Requirement
Reproduce each line exactly.

Records supplied
+---+
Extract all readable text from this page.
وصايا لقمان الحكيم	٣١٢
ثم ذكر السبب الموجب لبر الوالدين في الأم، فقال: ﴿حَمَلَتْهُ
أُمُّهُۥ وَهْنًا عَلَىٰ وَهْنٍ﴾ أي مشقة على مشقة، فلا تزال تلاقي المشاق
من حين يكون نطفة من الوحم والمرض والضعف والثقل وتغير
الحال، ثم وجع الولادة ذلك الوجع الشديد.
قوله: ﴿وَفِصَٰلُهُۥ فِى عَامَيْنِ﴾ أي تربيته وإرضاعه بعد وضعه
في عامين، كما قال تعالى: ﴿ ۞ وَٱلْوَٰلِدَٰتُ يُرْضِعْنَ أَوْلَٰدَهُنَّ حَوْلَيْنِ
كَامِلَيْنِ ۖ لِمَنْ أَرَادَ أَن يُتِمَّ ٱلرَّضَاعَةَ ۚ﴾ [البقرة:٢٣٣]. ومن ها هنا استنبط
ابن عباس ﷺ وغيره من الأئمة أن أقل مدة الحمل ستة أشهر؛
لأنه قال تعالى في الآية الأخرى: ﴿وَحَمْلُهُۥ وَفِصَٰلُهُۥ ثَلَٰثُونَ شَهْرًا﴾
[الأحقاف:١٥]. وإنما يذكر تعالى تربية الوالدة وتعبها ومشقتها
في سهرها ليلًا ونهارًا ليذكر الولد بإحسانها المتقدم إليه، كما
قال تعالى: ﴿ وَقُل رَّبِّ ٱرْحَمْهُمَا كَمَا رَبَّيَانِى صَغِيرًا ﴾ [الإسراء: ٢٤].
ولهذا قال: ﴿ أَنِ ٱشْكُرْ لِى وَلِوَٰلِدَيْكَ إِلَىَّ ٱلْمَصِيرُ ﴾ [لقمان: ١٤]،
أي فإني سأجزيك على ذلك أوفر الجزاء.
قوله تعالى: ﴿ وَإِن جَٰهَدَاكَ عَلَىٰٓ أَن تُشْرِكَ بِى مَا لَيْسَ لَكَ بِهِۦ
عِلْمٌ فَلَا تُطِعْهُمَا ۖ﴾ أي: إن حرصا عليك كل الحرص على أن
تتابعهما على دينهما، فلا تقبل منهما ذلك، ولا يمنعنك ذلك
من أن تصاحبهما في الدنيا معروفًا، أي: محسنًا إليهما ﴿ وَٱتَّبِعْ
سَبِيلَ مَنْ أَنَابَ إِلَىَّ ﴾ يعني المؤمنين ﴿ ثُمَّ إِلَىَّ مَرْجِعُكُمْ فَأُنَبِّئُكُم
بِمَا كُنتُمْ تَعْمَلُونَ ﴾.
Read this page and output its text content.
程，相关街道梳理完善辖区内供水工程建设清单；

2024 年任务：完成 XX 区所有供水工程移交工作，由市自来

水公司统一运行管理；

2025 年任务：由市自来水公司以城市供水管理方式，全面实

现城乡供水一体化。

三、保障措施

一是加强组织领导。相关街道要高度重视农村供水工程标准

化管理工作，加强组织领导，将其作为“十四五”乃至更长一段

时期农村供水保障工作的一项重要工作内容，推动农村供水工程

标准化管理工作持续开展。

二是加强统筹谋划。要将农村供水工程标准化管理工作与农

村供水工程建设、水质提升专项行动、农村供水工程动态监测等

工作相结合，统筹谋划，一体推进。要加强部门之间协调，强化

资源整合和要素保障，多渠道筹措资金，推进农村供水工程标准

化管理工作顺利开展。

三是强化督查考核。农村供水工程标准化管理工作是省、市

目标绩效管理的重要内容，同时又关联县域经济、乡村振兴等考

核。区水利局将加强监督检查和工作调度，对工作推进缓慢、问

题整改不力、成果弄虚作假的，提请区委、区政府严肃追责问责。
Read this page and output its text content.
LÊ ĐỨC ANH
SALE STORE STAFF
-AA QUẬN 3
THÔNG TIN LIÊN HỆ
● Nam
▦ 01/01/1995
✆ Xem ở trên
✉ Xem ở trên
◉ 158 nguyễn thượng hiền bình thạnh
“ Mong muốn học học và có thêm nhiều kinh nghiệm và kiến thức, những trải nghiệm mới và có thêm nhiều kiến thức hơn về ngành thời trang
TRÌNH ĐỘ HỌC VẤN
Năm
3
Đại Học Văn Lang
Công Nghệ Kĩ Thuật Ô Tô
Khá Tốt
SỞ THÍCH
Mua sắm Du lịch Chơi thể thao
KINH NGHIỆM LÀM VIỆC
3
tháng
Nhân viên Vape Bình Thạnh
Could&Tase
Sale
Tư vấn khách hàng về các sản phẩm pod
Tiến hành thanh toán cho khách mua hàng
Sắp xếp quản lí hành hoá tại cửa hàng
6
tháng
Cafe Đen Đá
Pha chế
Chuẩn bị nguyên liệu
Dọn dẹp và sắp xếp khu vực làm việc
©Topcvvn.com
+---+
Correct response
Extract all readable text from this page.
وصايا لقمان الحكيم	٣١٢
ثم ذكر السبب الموجب لبر الوالدين في الأم، فقال: ﴿حَمَلَتْهُ
أُمُّهُۥ وَهْنًا عَلَىٰ وَهْنٍ﴾ أي مشقة على مشقة، فلا تزال تلاقي المشاق
من حين يكون نطفة من الوحم والمرض والضعف والثقل وتغير
الحال، ثم وجع الولادة ذلك الوجع الشديد.
قوله: ﴿وَفِصَٰلُهُۥ فِى عَامَيْنِ﴾ أي تربيته وإرضاعه بعد وضعه
في عامين، كما قال تعالى: ﴿ ۞ وَٱلْوَٰلِدَٰتُ يُرْضِعْنَ أَوْلَٰدَهُنَّ حَوْلَيْنِ
كَامِلَيْنِ ۖ لِمَنْ أَرَادَ أَن يُتِمَّ ٱلرَّضَاعَةَ ۚ﴾ [البقرة:٢٣٣]. ومن ها هنا استنبط
ابن عباس ﷺ وغيره من الأئمة أن أقل مدة الحمل ستة أشهر؛
لأنه قال تعالى في الآية الأخرى: ﴿وَحَمْلُهُۥ وَفِصَٰلُهُۥ ثَلَٰثُونَ شَهْرًا﴾
[الأحقاف:١٥]. وإنما يذكر تعالى تربية الوالدة وتعبها ومشقتها
في سهرها ليلًا ونهارًا ليذكر الولد بإحسانها المتقدم إليه، كما
قال تعالى: ﴿ وَقُل رَّبِّ ٱرْحَمْهُمَا كَمَا رَبَّيَانِى صَغِيرًا ﴾ [الإسراء: ٢٤].
ولهذا قال: ﴿ أَنِ ٱشْكُرْ لِى وَلِوَٰلِدَيْكَ إِلَىَّ ٱلْمَصِيرُ ﴾ [لقمان: ١٤]،
أي فإني سأجزيك على ذلك أوفر الجزاء.
قوله تعالى: ﴿ وَإِن جَٰهَدَاكَ عَلَىٰٓ أَن تُشْرِكَ بِى مَا لَيْسَ لَكَ بِهِۦ
عِلْمٌ فَلَا تُطِعْهُمَا ۖ﴾ أي: إن حرصا عليك كل الحرص على أن
تتابعهما على دينهما، فلا تقبل منهما ذلك، ولا يمنعنك ذلك
من أن تصاحبهما في الدنيا معروفًا، أي: محسنًا إليهما ﴿ وَٱتَّبِعْ
سَبِيلَ مَنْ أَنَابَ إِلَىَّ ﴾ يعني المؤمنين ﴿ ثُمَّ إِلَىَّ مَرْجِعُكُمْ فَأُنَبِّئُكُم
بِمَا كُنتُمْ تَعْمَلُونَ ﴾.
Read this page and output its text content.
程，相关街道梳理完善辖区内供水工程建设清单；

2024 年任务：完成 XX 区所有供水工程移交工作，由市自来

水公司统一运行管理；

2025 年任务：由市自来水公司以城市供水管理方式，全面实

现城乡供水一体化。

三、保障措施

一是加强组织领导。相关街道要高度重视农村供水工程标准

化管理工作，加强组织领导，将其作为“十四五”乃至更长一段

时期农村供水保障工作的一项重要工作内容，推动农村供水工程

标准化管理工作持续开展。

二是加强统筹谋划。要将农村供水工程标准化管理工作与农

村供水工程建设、水质提升专项行动、农村供水工程动态监测等

工作相结合，统筹谋划，一体推进。要加强部门之间协调，强化

资源整合和要素保障，多渠道筹措资金，推进农村供水工程标准

化管理工作顺利开展。

三是强化督查考核。农村供水工程标准化管理工作是省、市

目标绩效管理的重要内容，同时又关联县域经济、乡村振兴等考

核。区水利局将加强监督检查和工作调度，对工作推进缓慢、问

题整改不力、成果弄虚作假的，提请区委、区政府严肃追责问责。
Read this page and output its text content.
LÊ ĐỨC ANH
SALE STORE STAFF
-AA QUẬN 3
THÔNG TIN LIÊN HỆ
● Nam
▦ 01/01/1995
✆ Xem ở trên
✉ Xem ở trên
◉ 158 nguyễn thượng hiền bình thạnh
“ Mong muốn học học và có thêm nhiều kinh nghiệm và kiến thức, những trải nghiệm mới và có thêm nhiều kiến thức hơn về ngành thời trang
TRÌNH ĐỘ HỌC VẤN
Năm
3
Đại Học Văn Lang
Công Nghệ Kĩ Thuật Ô Tô
Khá Tốt
SỞ THÍCH
Mua sắm Du lịch Chơi thể thao
KINH NGHIỆM LÀM VIỆC
3
tháng
Nhân viên Vape Bình Thạnh
Could&Tase
Sale
Tư vấn khách hàng về các sản phẩm pod
Tiến hành thanh toán cho khách mua hàng
Sắp xếp quản lí hành hoá tại cửa hàng
6
tháng
Cafe Đen Đá
Pha chế
Chuẩn bị nguyên liệu
Dọn dẹp và sắp xếp khu vực làm việc
©Topcvvn.com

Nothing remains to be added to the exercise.